-- Start RECORD SET --

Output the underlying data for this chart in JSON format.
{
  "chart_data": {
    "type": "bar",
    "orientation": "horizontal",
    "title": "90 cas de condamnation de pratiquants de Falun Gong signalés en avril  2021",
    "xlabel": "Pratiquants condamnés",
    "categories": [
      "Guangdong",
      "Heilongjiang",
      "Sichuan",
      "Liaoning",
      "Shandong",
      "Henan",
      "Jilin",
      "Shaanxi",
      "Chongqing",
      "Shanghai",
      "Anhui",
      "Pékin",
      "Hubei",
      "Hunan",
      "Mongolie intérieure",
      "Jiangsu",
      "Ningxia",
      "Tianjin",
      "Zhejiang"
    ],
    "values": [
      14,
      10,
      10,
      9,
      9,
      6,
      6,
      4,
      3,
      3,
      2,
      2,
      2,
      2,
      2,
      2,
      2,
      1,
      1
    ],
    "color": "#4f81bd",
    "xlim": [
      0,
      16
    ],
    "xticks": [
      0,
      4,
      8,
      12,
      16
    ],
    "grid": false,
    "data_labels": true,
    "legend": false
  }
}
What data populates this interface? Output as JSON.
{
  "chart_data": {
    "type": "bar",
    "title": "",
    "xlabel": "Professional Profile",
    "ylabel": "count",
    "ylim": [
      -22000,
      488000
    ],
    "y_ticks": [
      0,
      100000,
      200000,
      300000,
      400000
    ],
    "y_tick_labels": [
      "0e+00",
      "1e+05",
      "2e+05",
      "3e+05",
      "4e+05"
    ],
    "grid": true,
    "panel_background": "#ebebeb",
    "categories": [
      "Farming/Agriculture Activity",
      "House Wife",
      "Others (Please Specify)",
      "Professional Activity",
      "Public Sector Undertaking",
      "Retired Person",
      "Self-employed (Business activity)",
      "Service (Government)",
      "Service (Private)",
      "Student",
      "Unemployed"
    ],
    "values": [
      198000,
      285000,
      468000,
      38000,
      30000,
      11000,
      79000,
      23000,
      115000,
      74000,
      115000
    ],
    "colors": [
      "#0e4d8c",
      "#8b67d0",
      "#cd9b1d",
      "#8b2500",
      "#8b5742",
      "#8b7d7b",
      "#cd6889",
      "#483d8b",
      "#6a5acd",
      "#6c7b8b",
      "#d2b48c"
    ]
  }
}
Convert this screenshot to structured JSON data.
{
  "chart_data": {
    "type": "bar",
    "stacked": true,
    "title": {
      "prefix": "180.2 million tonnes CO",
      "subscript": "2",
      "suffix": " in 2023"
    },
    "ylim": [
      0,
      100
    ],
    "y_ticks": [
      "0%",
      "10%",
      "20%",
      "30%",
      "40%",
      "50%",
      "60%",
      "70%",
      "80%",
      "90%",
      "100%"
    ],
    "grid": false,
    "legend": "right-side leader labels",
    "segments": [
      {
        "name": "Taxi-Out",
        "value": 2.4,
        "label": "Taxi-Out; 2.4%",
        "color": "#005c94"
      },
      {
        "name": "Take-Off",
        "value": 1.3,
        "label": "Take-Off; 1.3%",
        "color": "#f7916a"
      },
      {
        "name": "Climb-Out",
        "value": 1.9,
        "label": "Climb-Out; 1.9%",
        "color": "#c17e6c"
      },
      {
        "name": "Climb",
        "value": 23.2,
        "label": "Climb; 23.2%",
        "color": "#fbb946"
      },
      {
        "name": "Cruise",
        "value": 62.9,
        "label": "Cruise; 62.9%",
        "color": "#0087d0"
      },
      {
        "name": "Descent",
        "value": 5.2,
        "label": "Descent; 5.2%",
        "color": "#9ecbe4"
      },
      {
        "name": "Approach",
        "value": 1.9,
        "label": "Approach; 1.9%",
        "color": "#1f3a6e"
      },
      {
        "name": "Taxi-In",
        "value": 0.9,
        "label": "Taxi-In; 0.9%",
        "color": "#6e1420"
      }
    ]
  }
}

-- End RECORD SET --

**WRITTEN TASK**
Show all lines above holding "Service".

**RESULT OF THIS EXERCISE**
      "Service (Government)",
      "Service (Private)",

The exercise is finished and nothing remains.